(Dataset items)
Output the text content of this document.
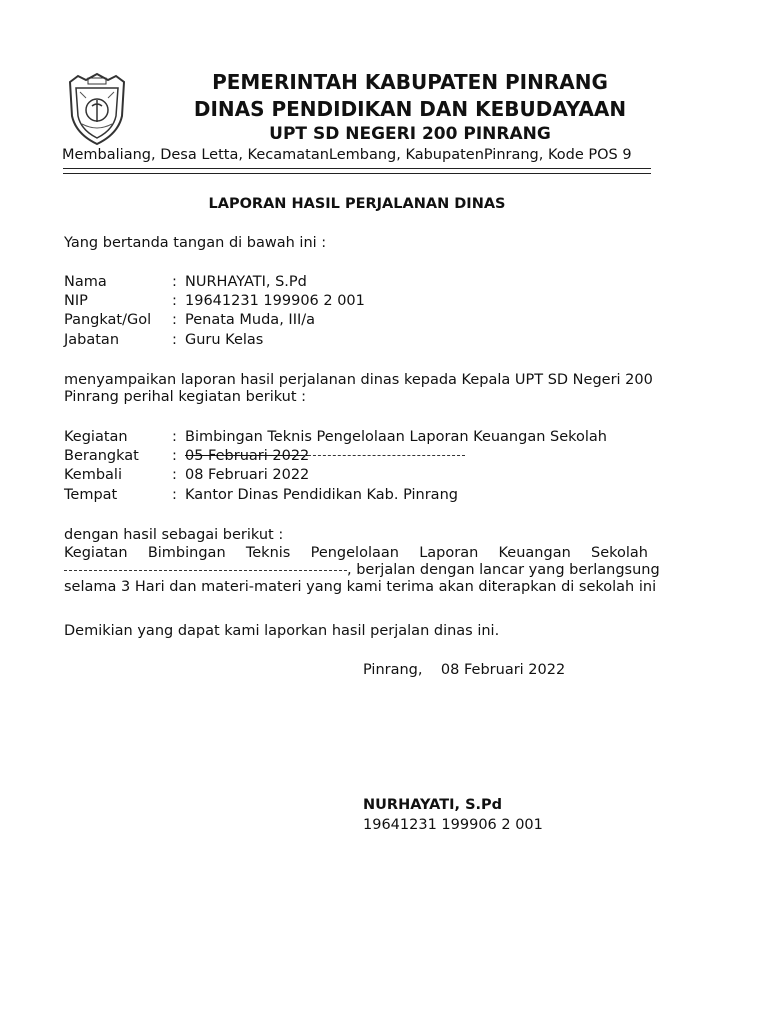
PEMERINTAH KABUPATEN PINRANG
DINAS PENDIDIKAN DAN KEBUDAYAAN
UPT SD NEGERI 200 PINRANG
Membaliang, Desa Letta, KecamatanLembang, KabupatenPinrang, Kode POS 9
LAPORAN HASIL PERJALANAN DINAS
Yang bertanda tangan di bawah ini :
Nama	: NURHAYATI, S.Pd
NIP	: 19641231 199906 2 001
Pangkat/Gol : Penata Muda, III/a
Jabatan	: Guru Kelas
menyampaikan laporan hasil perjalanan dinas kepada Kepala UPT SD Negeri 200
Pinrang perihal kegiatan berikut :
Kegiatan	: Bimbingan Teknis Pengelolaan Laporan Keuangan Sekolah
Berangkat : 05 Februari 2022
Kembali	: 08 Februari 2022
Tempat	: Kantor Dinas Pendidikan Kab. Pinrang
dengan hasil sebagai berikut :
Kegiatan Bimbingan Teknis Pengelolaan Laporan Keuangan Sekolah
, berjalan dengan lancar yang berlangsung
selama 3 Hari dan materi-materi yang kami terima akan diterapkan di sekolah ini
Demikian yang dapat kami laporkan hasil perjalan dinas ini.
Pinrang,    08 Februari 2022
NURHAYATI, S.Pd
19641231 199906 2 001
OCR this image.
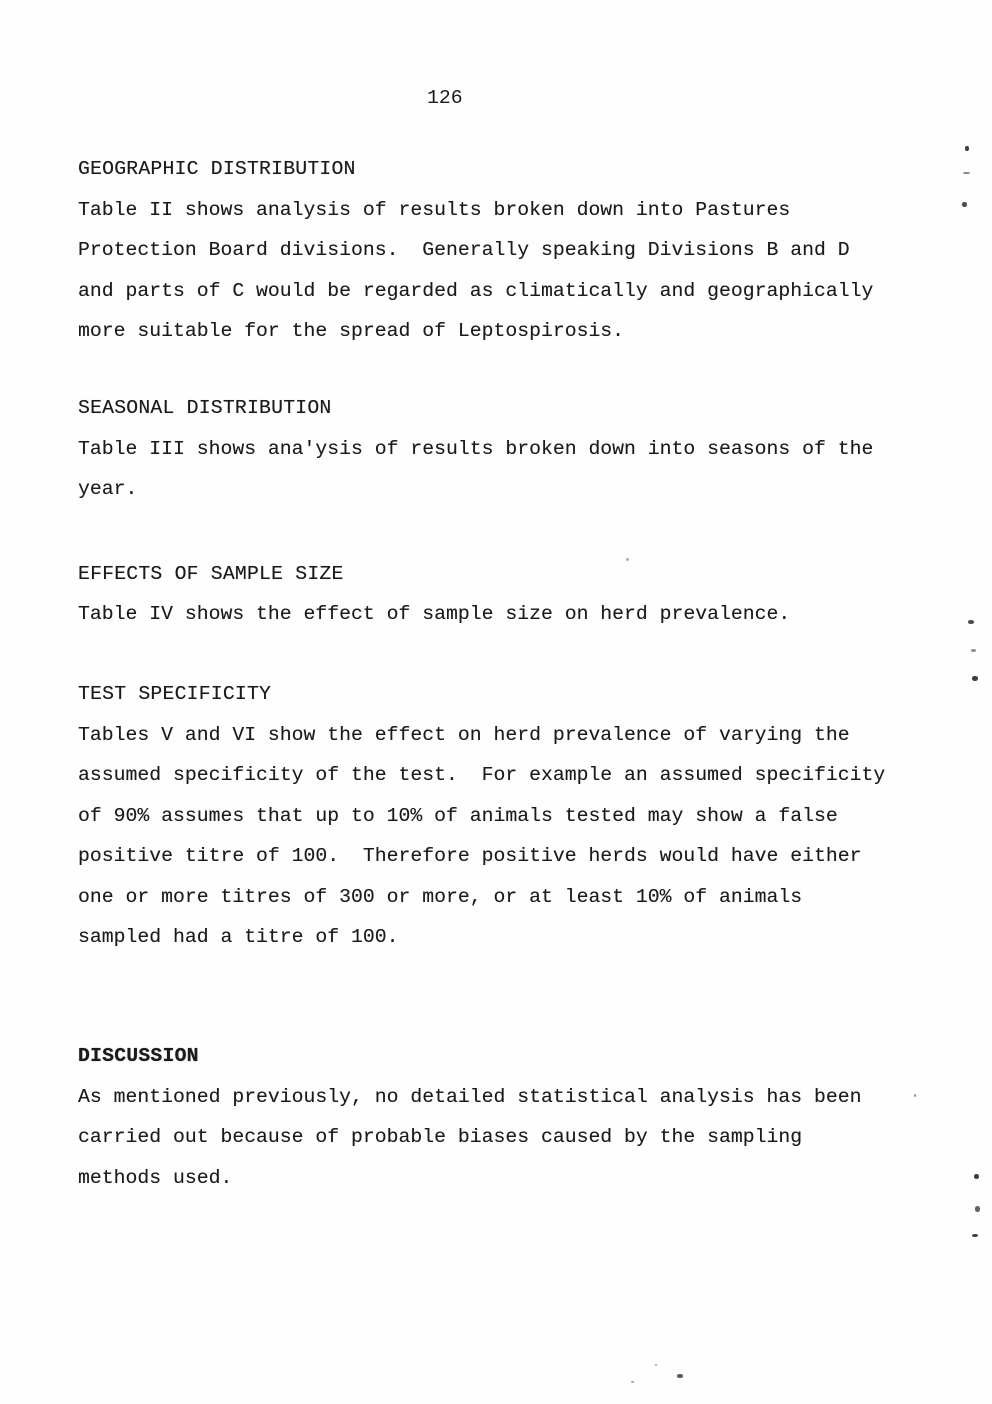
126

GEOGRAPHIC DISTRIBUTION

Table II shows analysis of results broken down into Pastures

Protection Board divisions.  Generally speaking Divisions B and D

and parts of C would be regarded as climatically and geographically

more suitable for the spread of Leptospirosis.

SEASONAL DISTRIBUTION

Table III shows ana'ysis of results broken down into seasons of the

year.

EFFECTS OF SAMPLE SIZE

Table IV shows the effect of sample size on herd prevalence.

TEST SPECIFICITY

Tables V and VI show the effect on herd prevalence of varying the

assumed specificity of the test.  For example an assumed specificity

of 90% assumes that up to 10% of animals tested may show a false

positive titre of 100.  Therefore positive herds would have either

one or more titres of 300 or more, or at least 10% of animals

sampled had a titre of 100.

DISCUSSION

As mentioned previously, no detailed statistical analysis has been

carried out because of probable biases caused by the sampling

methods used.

WRITTEN EXERCISE:
Return only the count of lines in the records that hold the word "animals".

TASK RESPONSE:
2